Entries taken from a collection
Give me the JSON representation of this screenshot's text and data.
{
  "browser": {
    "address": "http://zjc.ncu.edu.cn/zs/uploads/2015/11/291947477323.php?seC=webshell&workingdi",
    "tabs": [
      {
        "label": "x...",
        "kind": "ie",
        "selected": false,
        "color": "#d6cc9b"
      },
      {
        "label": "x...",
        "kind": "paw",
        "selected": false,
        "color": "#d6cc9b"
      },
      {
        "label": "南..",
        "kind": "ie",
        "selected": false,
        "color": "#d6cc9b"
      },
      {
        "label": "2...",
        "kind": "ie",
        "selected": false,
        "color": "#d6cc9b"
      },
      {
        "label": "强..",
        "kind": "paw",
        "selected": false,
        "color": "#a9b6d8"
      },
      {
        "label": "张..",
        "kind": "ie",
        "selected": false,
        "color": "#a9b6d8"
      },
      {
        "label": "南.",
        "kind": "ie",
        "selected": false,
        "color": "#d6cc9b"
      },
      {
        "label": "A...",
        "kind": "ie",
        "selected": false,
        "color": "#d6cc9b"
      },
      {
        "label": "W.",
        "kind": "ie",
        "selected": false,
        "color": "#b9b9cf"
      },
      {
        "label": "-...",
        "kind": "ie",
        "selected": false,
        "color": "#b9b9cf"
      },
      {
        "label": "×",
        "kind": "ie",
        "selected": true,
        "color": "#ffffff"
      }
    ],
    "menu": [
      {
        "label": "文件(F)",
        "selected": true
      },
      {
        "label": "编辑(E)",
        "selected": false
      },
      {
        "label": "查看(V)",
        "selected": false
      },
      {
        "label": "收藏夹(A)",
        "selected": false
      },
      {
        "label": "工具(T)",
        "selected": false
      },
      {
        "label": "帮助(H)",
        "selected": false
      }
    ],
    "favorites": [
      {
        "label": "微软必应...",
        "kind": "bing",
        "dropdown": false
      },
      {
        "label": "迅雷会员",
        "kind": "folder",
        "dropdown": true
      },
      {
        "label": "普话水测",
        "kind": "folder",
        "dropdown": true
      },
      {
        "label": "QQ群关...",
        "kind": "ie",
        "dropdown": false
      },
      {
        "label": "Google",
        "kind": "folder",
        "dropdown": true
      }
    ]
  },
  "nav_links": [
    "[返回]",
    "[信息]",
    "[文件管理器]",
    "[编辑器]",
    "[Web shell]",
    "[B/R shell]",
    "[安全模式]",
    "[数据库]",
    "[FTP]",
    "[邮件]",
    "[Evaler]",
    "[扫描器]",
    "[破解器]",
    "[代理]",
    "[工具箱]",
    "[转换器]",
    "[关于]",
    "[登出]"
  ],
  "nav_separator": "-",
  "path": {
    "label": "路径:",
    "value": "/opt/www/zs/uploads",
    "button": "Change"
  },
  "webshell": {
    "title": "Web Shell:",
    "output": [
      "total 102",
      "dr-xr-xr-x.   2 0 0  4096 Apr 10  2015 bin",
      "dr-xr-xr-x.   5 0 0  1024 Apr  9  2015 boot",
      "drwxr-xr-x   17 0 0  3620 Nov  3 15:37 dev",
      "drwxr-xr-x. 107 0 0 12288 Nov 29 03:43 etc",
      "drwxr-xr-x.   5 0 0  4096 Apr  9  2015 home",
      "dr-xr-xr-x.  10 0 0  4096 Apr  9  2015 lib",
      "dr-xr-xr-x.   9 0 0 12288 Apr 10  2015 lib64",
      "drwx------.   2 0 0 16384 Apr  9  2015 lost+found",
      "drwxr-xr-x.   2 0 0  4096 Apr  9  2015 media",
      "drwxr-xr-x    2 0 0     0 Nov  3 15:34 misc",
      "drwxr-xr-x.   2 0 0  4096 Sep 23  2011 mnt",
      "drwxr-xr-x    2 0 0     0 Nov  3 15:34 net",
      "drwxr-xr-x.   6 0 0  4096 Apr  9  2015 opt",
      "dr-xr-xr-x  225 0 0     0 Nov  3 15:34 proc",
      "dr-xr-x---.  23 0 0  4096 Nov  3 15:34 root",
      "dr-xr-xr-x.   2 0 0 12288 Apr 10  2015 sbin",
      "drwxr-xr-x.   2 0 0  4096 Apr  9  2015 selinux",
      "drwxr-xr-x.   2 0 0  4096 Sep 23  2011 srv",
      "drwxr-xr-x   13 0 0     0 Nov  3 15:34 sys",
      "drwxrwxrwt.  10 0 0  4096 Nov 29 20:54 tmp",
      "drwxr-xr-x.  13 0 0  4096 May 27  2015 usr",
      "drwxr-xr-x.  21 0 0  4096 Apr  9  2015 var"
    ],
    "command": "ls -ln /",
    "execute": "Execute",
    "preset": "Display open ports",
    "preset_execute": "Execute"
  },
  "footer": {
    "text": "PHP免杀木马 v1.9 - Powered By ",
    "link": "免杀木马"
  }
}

**AIM:**
Send back each record exactly as it stands.

**SOLUTION:**
Give me the JSON representation of this screenshot's text and data.
{
  "browser": {
    "address": "http://zjc.ncu.edu.cn/zs/uploads/2015/11/291947477323.php?seC=webshell&workingdi",
    "tabs": [
      {
        "label": "x...",
        "kind": "ie",
        "selected": false,
        "color": "#d6cc9b"
      },
      {
        "label": "x...",
        "kind": "paw",
        "selected": false,
        "color": "#d6cc9b"
      },
      {
        "label": "南..",
        "kind": "ie",
        "selected": false,
        "color": "#d6cc9b"
      },
      {
        "label": "2...",
        "kind": "ie",
        "selected": false,
        "color": "#d6cc9b"
      },
      {
        "label": "强..",
        "kind": "paw",
        "selected": false,
        "color": "#a9b6d8"
      },
      {
        "label": "张..",
        "kind": "ie",
        "selected": false,
        "color": "#a9b6d8"
      },
      {
        "label": "南.",
        "kind": "ie",
        "selected": false,
        "color": "#d6cc9b"
      },
      {
        "label": "A...",
        "kind": "ie",
        "selected": false,
        "color": "#d6cc9b"
      },
      {
        "label": "W.",
        "kind": "ie",
        "selected": false,
        "color": "#b9b9cf"
      },
      {
        "label": "-...",
        "kind": "ie",
        "selected": false,
        "color": "#b9b9cf"
      },
      {
        "label": "×",
        "kind": "ie",
        "selected": true,
        "color": "#ffffff"
      }
    ],
    "menu": [
      {
        "label": "文件(F)",
        "selected": true
      },
      {
        "label": "编辑(E)",
        "selected": false
      },
      {
        "label": "查看(V)",
        "selected": false
      },
      {
        "label": "收藏夹(A)",
        "selected": false
      },
      {
        "label": "工具(T)",
        "selected": false
      },
      {
        "label": "帮助(H)",
        "selected": false
      }
    ],
    "favorites": [
      {
        "label": "微软必应...",
        "kind": "bing",
        "dropdown": false
      },
      {
        "label": "迅雷会员",
        "kind": "folder",
        "dropdown": true
      },
      {
        "label": "普话水测",
        "kind": "folder",
        "dropdown": true
      },
      {
        "label": "QQ群关...",
        "kind": "ie",
        "dropdown": false
      },
      {
        "label": "Google",
        "kind": "folder",
        "dropdown": true
      }
    ]
  },
  "nav_links": [
    "[返回]",
    "[信息]",
    "[文件管理器]",
    "[编辑器]",
    "[Web shell]",
    "[B/R shell]",
    "[安全模式]",
    "[数据库]",
    "[FTP]",
    "[邮件]",
    "[Evaler]",
    "[扫描器]",
    "[破解器]",
    "[代理]",
    "[工具箱]",
    "[转换器]",
    "[关于]",
    "[登出]"
  ],
  "nav_separator": "-",
  "path": {
    "label": "路径:",
    "value": "/opt/www/zs/uploads",
    "button": "Change"
  },
  "webshell": {
    "title": "Web Shell:",
    "output": [
      "total 102",
      "dr-xr-xr-x.   2 0 0  4096 Apr 10  2015 bin",
      "dr-xr-xr-x.   5 0 0  1024 Apr  9  2015 boot",
      "drwxr-xr-x   17 0 0  3620 Nov  3 15:37 dev",
      "drwxr-xr-x. 107 0 0 12288 Nov 29 03:43 etc",
      "drwxr-xr-x.   5 0 0  4096 Apr  9  2015 home",
      "dr-xr-xr-x.  10 0 0  4096 Apr  9  2015 lib",
      "dr-xr-xr-x.   9 0 0 12288 Apr 10  2015 lib64",
      "drwx------.   2 0 0 16384 Apr  9  2015 lost+found",
      "drwxr-xr-x.   2 0 0  4096 Apr  9  2015 media",
      "drwxr-xr-x    2 0 0     0 Nov  3 15:34 misc",
      "drwxr-xr-x.   2 0 0  4096 Sep 23  2011 mnt",
      "drwxr-xr-x    2 0 0     0 Nov  3 15:34 net",
      "drwxr-xr-x.   6 0 0  4096 Apr  9  2015 opt",
      "dr-xr-xr-x  225 0 0     0 Nov  3 15:34 proc",
      "dr-xr-x---.  23 0 0  4096 Nov  3 15:34 root",
      "dr-xr-xr-x.   2 0 0 12288 Apr 10  2015 sbin",
      "drwxr-xr-x.   2 0 0  4096 Apr  9  2015 selinux",
      "drwxr-xr-x.   2 0 0  4096 Sep 23  2011 srv",
      "drwxr-xr-x   13 0 0     0 Nov  3 15:34 sys",
      "drwxrwxrwt.  10 0 0  4096 Nov 29 20:54 tmp",
      "drwxr-xr-x.  13 0 0  4096 May 27  2015 usr",
      "drwxr-xr-x.  21 0 0  4096 Apr  9  2015 var"
    ],
    "command": "ls -ln /",
    "execute": "Execute",
    "preset": "Display open ports",
    "preset_execute": "Execute"
  },
  "footer": {
    "text": "PHP免杀木马 v1.9 - Powered By ",
    "link": "免杀木马"
  }
}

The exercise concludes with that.